• [RECORDS FOR THE TASK]:
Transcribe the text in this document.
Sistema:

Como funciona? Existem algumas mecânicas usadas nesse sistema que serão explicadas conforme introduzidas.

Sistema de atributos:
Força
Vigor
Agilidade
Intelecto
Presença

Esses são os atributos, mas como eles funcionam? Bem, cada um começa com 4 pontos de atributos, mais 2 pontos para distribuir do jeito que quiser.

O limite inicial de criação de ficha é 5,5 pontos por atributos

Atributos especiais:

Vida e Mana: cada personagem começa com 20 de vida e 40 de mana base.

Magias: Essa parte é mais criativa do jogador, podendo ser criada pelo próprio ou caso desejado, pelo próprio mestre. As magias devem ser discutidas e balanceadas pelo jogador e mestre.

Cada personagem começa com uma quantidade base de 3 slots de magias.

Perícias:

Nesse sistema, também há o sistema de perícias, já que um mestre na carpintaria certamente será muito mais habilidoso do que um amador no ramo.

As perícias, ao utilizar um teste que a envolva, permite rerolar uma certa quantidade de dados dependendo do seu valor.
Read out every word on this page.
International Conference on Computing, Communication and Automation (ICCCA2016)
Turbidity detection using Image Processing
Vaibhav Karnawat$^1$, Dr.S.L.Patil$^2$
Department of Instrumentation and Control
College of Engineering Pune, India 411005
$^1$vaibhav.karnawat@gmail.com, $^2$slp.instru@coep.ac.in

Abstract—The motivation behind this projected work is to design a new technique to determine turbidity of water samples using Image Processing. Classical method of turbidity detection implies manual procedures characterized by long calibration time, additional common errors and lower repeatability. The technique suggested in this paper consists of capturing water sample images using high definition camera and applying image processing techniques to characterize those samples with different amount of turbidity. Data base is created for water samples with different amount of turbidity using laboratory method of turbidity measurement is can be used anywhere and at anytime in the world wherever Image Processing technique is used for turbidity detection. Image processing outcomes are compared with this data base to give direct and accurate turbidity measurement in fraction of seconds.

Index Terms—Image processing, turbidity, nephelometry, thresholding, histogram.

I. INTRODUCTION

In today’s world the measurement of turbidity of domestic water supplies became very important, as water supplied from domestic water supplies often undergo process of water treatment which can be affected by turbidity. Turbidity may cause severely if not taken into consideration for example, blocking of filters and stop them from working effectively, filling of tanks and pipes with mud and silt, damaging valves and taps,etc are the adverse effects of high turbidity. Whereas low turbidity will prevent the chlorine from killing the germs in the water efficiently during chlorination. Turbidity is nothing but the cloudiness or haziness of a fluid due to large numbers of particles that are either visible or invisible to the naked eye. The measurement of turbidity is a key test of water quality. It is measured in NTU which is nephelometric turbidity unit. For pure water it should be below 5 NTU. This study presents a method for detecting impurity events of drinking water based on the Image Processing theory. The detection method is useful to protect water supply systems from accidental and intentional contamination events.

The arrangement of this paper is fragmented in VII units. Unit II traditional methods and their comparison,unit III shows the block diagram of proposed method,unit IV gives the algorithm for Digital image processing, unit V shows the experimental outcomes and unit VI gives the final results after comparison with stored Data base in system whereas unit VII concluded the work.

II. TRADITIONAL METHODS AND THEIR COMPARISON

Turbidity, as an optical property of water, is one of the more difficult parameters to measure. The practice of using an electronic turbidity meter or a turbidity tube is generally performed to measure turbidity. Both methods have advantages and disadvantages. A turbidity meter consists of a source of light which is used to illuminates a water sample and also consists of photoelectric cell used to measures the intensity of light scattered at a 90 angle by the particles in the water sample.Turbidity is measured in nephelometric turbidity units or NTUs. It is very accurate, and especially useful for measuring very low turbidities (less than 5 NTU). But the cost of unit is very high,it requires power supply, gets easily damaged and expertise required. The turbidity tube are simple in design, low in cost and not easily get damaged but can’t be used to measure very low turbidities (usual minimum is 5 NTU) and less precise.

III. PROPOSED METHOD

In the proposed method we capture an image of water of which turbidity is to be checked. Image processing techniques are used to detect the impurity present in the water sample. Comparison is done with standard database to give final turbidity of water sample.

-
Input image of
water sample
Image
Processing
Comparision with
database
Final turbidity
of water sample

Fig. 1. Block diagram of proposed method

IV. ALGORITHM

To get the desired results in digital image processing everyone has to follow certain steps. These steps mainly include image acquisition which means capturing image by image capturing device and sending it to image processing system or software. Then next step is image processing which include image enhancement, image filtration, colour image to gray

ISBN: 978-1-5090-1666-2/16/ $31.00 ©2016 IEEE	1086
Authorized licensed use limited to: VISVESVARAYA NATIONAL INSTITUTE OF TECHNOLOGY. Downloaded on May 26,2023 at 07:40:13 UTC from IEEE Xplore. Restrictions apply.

• [GIVEN PROBLEM]: Repeat the data above exactly.

• [RIGHT ANSWER]:
Transcribe the text in this document.
Sistema:

Como funciona? Existem algumas mecânicas usadas nesse sistema que serão explicadas conforme introduzidas.

Sistema de atributos:
Força
Vigor
Agilidade
Intelecto
Presença

Esses são os atributos, mas como eles funcionam? Bem, cada um começa com 4 pontos de atributos, mais 2 pontos para distribuir do jeito que quiser.

O limite inicial de criação de ficha é 5,5 pontos por atributos

Atributos especiais:

Vida e Mana: cada personagem começa com 20 de vida e 40 de mana base.

Magias: Essa parte é mais criativa do jogador, podendo ser criada pelo próprio ou caso desejado, pelo próprio mestre. As magias devem ser discutidas e balanceadas pelo jogador e mestre.

Cada personagem começa com uma quantidade base de 3 slots de magias.

Perícias:

Nesse sistema, também há o sistema de perícias, já que um mestre na carpintaria certamente será muito mais habilidoso do que um amador no ramo.

As perícias, ao utilizar um teste que a envolva, permite rerolar uma certa quantidade de dados dependendo do seu valor.
Read out every word on this page.
International Conference on Computing, Communication and Automation (ICCCA2016)
Turbidity detection using Image Processing
Vaibhav Karnawat$^1$, Dr.S.L.Patil$^2$
Department of Instrumentation and Control
College of Engineering Pune, India 411005
$^1$vaibhav.karnawat@gmail.com, $^2$slp.instru@coep.ac.in

Abstract—The motivation behind this projected work is to design a new technique to determine turbidity of water samples using Image Processing. Classical method of turbidity detection implies manual procedures characterized by long calibration time, additional common errors and lower repeatability. The technique suggested in this paper consists of capturing water sample images using high definition camera and applying image processing techniques to characterize those samples with different amount of turbidity. Data base is created for water samples with different amount of turbidity using laboratory method of turbidity measurement is can be used anywhere and at anytime in the world wherever Image Processing technique is used for turbidity detection. Image processing outcomes are compared with this data base to give direct and accurate turbidity measurement in fraction of seconds.

Index Terms—Image processing, turbidity, nephelometry, thresholding, histogram.

I. INTRODUCTION

In today’s world the measurement of turbidity of domestic water supplies became very important, as water supplied from domestic water supplies often undergo process of water treatment which can be affected by turbidity. Turbidity may cause severely if not taken into consideration for example, blocking of filters and stop them from working effectively, filling of tanks and pipes with mud and silt, damaging valves and taps,etc are the adverse effects of high turbidity. Whereas low turbidity will prevent the chlorine from killing the germs in the water efficiently during chlorination. Turbidity is nothing but the cloudiness or haziness of a fluid due to large numbers of particles that are either visible or invisible to the naked eye. The measurement of turbidity is a key test of water quality. It is measured in NTU which is nephelometric turbidity unit. For pure water it should be below 5 NTU. This study presents a method for detecting impurity events of drinking water based on the Image Processing theory. The detection method is useful to protect water supply systems from accidental and intentional contamination events.

The arrangement of this paper is fragmented in VII units. Unit II traditional methods and their comparison,unit III shows the block diagram of proposed method,unit IV gives the algorithm for Digital image processing, unit V shows the experimental outcomes and unit VI gives the final results after comparison with stored Data base in system whereas unit VII concluded the work.

II. TRADITIONAL METHODS AND THEIR COMPARISON

Turbidity, as an optical property of water, is one of the more difficult parameters to measure. The practice of using an electronic turbidity meter or a turbidity tube is generally performed to measure turbidity. Both methods have advantages and disadvantages. A turbidity meter consists of a source of light which is used to illuminates a water sample and also consists of photoelectric cell used to measures the intensity of light scattered at a 90 angle by the particles in the water sample.Turbidity is measured in nephelometric turbidity units or NTUs. It is very accurate, and especially useful for measuring very low turbidities (less than 5 NTU). But the cost of unit is very high,it requires power supply, gets easily damaged and expertise required. The turbidity tube are simple in design, low in cost and not easily get damaged but can’t be used to measure very low turbidities (usual minimum is 5 NTU) and less precise.

III. PROPOSED METHOD

In the proposed method we capture an image of water of which turbidity is to be checked. Image processing techniques are used to detect the impurity present in the water sample. Comparison is done with standard database to give final turbidity of water sample.

-
Input image of
water sample
Image
Processing
Comparision with
database
Final turbidity
of water sample

Fig. 1. Block diagram of proposed method

IV. ALGORITHM

To get the desired results in digital image processing everyone has to follow certain steps. These steps mainly include image acquisition which means capturing image by image capturing device and sending it to image processing system or software. Then next step is image processing which include image enhancement, image filtration, colour image to gray

ISBN: 978-1-5090-1666-2/16/ $31.00 ©2016 IEEE	1086
Authorized licensed use limited to: VISVESVARAYA NATIONAL INSTITUTE OF TECHNOLOGY. Downloaded on May 26,2023 at 07:40:13 UTC from IEEE Xplore. Restrictions apply.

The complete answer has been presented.